Task brief: Omit every picture and output the rest of the records exactly as they are.

Information given:
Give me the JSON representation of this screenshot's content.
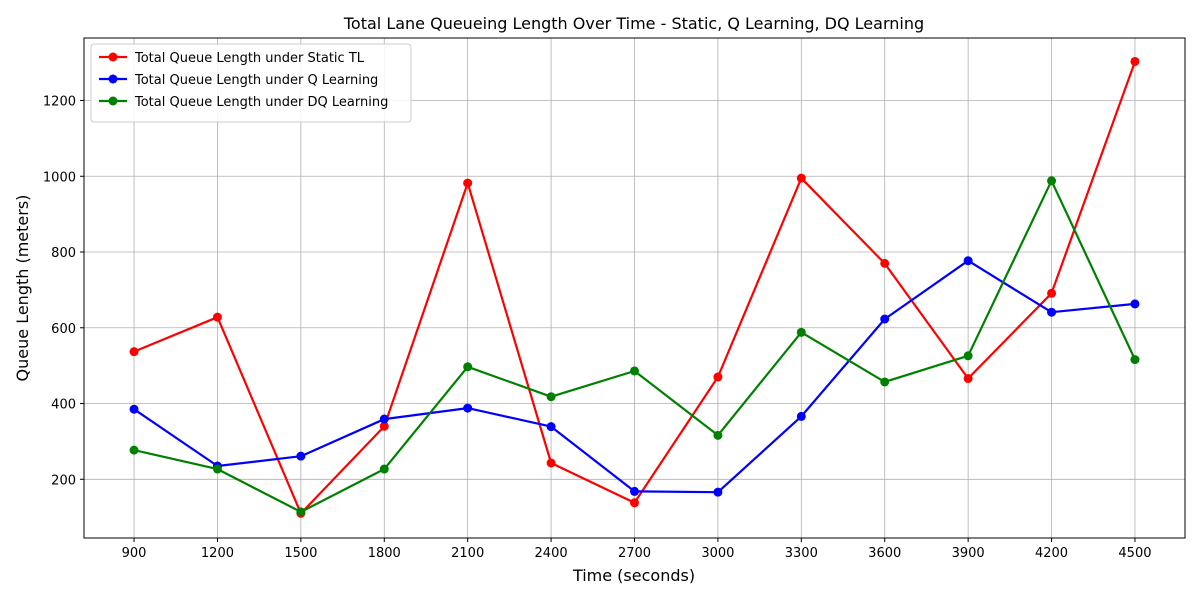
{
  "chart_data": {
    "type": "line",
    "title": "Total Lane Queueing Length Over Time - Static, Q Learning, DQ Learning",
    "xlabel": "Time (seconds)",
    "ylabel": "Queue Length (meters)",
    "x": [
      900,
      1200,
      1500,
      1800,
      2100,
      2400,
      2700,
      3000,
      3300,
      3600,
      3900,
      4200,
      4500
    ],
    "x_tick_labels": [
      "900",
      "1200",
      "1500",
      "1800",
      "2100",
      "2400",
      "2700",
      "3000",
      "3300",
      "3600",
      "3900",
      "4200",
      "4500"
    ],
    "xlim": [
      720,
      4680
    ],
    "ylim": [
      45,
      1365
    ],
    "y_ticks": [
      200,
      400,
      600,
      800,
      1000,
      1200
    ],
    "y_tick_labels": [
      "200",
      "400",
      "600",
      "800",
      "1000",
      "1200"
    ],
    "grid": true,
    "legend_position": "upper-left",
    "series": [
      {
        "name": "Total Queue Length under Static TL",
        "color": "#ff0000",
        "values": [
          537,
          628,
          110,
          340,
          982,
          243,
          138,
          470,
          995,
          770,
          466,
          691,
          1303
        ]
      },
      {
        "name": "Total Queue Length under Q Learning",
        "color": "#0000ff",
        "values": [
          385,
          235,
          261,
          359,
          388,
          339,
          168,
          166,
          366,
          623,
          777,
          641,
          663
        ]
      },
      {
        "name": "Total Queue Length under DQ Learning",
        "color": "#008000",
        "values": [
          277,
          227,
          114,
          227,
          497,
          418,
          486,
          316,
          588,
          457,
          526,
          988,
          516
        ]
      }
    ]
  }
}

Correct answer:
Give me the JSON representation of this screenshot's content.
{
  "chart_data": {
    "type": "line",
    "title": "Total Lane Queueing Length Over Time - Static, Q Learning, DQ Learning",
    "xlabel": "Time (seconds)",
    "ylabel": "Queue Length (meters)",
    "x": [
      900,
      1200,
      1500,
      1800,
      2100,
      2400,
      2700,
      3000,
      3300,
      3600,
      3900,
      4200,
      4500
    ],
    "x_tick_labels": [
      "900",
      "1200",
      "1500",
      "1800",
      "2100",
      "2400",
      "2700",
      "3000",
      "3300",
      "3600",
      "3900",
      "4200",
      "4500"
    ],
    "xlim": [
      720,
      4680
    ],
    "ylim": [
      45,
      1365
    ],
    "y_ticks": [
      200,
      400,
      600,
      800,
      1000,
      1200
    ],
    "y_tick_labels": [
      "200",
      "400",
      "600",
      "800",
      "1000",
      "1200"
    ],
    "grid": true,
    "legend_position": "upper-left",
    "series": [
      {
        "name": "Total Queue Length under Static TL",
        "color": "#ff0000",
        "values": [
          537,
          628,
          110,
          340,
          982,
          243,
          138,
          470,
          995,
          770,
          466,
          691,
          1303
        ]
      },
      {
        "name": "Total Queue Length under Q Learning",
        "color": "#0000ff",
        "values": [
          385,
          235,
          261,
          359,
          388,
          339,
          168,
          166,
          366,
          623,
          777,
          641,
          663
        ]
      },
      {
        "name": "Total Queue Length under DQ Learning",
        "color": "#008000",
        "values": [
          277,
          227,
          114,
          227,
          497,
          418,
          486,
          316,
          588,
          457,
          526,
          988,
          516
        ]
      }
    ]
  }
}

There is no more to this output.